— Exercise task —
Make an exact copy of the lines below.

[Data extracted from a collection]

* Begin *

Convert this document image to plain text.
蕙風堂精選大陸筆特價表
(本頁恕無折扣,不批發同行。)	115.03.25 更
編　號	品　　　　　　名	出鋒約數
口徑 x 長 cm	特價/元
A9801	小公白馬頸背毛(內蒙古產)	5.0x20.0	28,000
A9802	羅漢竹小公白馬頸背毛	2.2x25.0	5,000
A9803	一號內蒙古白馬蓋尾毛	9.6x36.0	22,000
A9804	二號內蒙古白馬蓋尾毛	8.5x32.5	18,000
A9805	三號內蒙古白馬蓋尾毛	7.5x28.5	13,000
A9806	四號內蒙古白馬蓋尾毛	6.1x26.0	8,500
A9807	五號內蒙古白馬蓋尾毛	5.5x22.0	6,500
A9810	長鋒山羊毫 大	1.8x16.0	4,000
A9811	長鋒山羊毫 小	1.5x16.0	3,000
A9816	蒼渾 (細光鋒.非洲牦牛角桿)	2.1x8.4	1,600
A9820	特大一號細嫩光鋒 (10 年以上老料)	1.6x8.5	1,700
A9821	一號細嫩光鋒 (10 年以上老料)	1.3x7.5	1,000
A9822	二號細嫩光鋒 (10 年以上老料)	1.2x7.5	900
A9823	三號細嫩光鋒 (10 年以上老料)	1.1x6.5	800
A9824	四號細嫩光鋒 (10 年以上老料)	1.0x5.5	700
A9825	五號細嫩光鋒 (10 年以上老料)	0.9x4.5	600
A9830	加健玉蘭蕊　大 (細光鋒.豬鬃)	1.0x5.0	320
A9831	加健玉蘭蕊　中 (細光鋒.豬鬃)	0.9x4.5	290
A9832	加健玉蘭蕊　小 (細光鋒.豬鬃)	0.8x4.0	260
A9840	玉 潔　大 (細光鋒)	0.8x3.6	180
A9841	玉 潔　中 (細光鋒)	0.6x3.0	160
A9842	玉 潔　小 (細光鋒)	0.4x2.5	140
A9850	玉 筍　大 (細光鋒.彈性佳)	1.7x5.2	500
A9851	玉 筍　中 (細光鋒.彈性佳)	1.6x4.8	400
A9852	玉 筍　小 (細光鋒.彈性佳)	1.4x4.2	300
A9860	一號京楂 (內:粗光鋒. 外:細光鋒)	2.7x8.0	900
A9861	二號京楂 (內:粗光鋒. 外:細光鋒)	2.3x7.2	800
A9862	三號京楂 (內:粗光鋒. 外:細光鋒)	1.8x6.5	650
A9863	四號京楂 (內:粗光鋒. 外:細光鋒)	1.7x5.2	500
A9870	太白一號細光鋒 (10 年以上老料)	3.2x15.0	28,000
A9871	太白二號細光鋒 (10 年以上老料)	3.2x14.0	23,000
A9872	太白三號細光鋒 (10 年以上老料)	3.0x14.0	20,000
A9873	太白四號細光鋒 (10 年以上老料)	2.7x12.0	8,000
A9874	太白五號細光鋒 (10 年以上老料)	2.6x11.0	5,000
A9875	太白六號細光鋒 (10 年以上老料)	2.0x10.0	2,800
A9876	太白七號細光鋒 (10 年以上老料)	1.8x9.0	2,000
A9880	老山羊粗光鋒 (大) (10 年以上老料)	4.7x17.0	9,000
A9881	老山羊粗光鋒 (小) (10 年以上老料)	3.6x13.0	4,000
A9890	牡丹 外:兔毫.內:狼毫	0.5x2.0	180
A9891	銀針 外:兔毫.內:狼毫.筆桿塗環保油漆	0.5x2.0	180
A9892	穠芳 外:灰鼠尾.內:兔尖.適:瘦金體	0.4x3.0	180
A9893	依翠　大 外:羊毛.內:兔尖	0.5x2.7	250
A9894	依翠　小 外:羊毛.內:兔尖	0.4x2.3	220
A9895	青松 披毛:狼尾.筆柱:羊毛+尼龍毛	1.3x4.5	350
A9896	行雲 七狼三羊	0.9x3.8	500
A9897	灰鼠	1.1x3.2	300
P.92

* End *

— Result below —
Convert this document image to plain text.
蕙風堂精選大陸筆特價表
(本頁恕無折扣,不批發同行。)	115.03.25 更
編　號	品　　　　　　名	出鋒約數
口徑 x 長 cm	特價/元
A9801	小公白馬頸背毛(內蒙古產)	5.0x20.0	28,000
A9802	羅漢竹小公白馬頸背毛	2.2x25.0	5,000
A9803	一號內蒙古白馬蓋尾毛	9.6x36.0	22,000
A9804	二號內蒙古白馬蓋尾毛	8.5x32.5	18,000
A9805	三號內蒙古白馬蓋尾毛	7.5x28.5	13,000
A9806	四號內蒙古白馬蓋尾毛	6.1x26.0	8,500
A9807	五號內蒙古白馬蓋尾毛	5.5x22.0	6,500
A9810	長鋒山羊毫 大	1.8x16.0	4,000
A9811	長鋒山羊毫 小	1.5x16.0	3,000
A9816	蒼渾 (細光鋒.非洲牦牛角桿)	2.1x8.4	1,600
A9820	特大一號細嫩光鋒 (10 年以上老料)	1.6x8.5	1,700
A9821	一號細嫩光鋒 (10 年以上老料)	1.3x7.5	1,000
A9822	二號細嫩光鋒 (10 年以上老料)	1.2x7.5	900
A9823	三號細嫩光鋒 (10 年以上老料)	1.1x6.5	800
A9824	四號細嫩光鋒 (10 年以上老料)	1.0x5.5	700
A9825	五號細嫩光鋒 (10 年以上老料)	0.9x4.5	600
A9830	加健玉蘭蕊　大 (細光鋒.豬鬃)	1.0x5.0	320
A9831	加健玉蘭蕊　中 (細光鋒.豬鬃)	0.9x4.5	290
A9832	加健玉蘭蕊　小 (細光鋒.豬鬃)	0.8x4.0	260
A9840	玉 潔　大 (細光鋒)	0.8x3.6	180
A9841	玉 潔　中 (細光鋒)	0.6x3.0	160
A9842	玉 潔　小 (細光鋒)	0.4x2.5	140
A9850	玉 筍　大 (細光鋒.彈性佳)	1.7x5.2	500
A9851	玉 筍　中 (細光鋒.彈性佳)	1.6x4.8	400
A9852	玉 筍　小 (細光鋒.彈性佳)	1.4x4.2	300
A9860	一號京楂 (內:粗光鋒. 外:細光鋒)	2.7x8.0	900
A9861	二號京楂 (內:粗光鋒. 外:細光鋒)	2.3x7.2	800
A9862	三號京楂 (內:粗光鋒. 外:細光鋒)	1.8x6.5	650
A9863	四號京楂 (內:粗光鋒. 外:細光鋒)	1.7x5.2	500
A9870	太白一號細光鋒 (10 年以上老料)	3.2x15.0	28,000
A9871	太白二號細光鋒 (10 年以上老料)	3.2x14.0	23,000
A9872	太白三號細光鋒 (10 年以上老料)	3.0x14.0	20,000
A9873	太白四號細光鋒 (10 年以上老料)	2.7x12.0	8,000
A9874	太白五號細光鋒 (10 年以上老料)	2.6x11.0	5,000
A9875	太白六號細光鋒 (10 年以上老料)	2.0x10.0	2,800
A9876	太白七號細光鋒 (10 年以上老料)	1.8x9.0	2,000
A9880	老山羊粗光鋒 (大) (10 年以上老料)	4.7x17.0	9,000
A9881	老山羊粗光鋒 (小) (10 年以上老料)	3.6x13.0	4,000
A9890	牡丹 外:兔毫.內:狼毫	0.5x2.0	180
A9891	銀針 外:兔毫.內:狼毫.筆桿塗環保油漆	0.5x2.0	180
A9892	穠芳 外:灰鼠尾.內:兔尖.適:瘦金體	0.4x3.0	180
A9893	依翠　大 外:羊毛.內:兔尖	0.5x2.7	250
A9894	依翠　小 外:羊毛.內:兔尖	0.4x2.3	220
A9895	青松 披毛:狼尾.筆柱:羊毛+尼龍毛	1.3x4.5	350
A9896	行雲 七狼三羊	0.9x3.8	500
A9897	灰鼠	1.1x3.2	300
P.92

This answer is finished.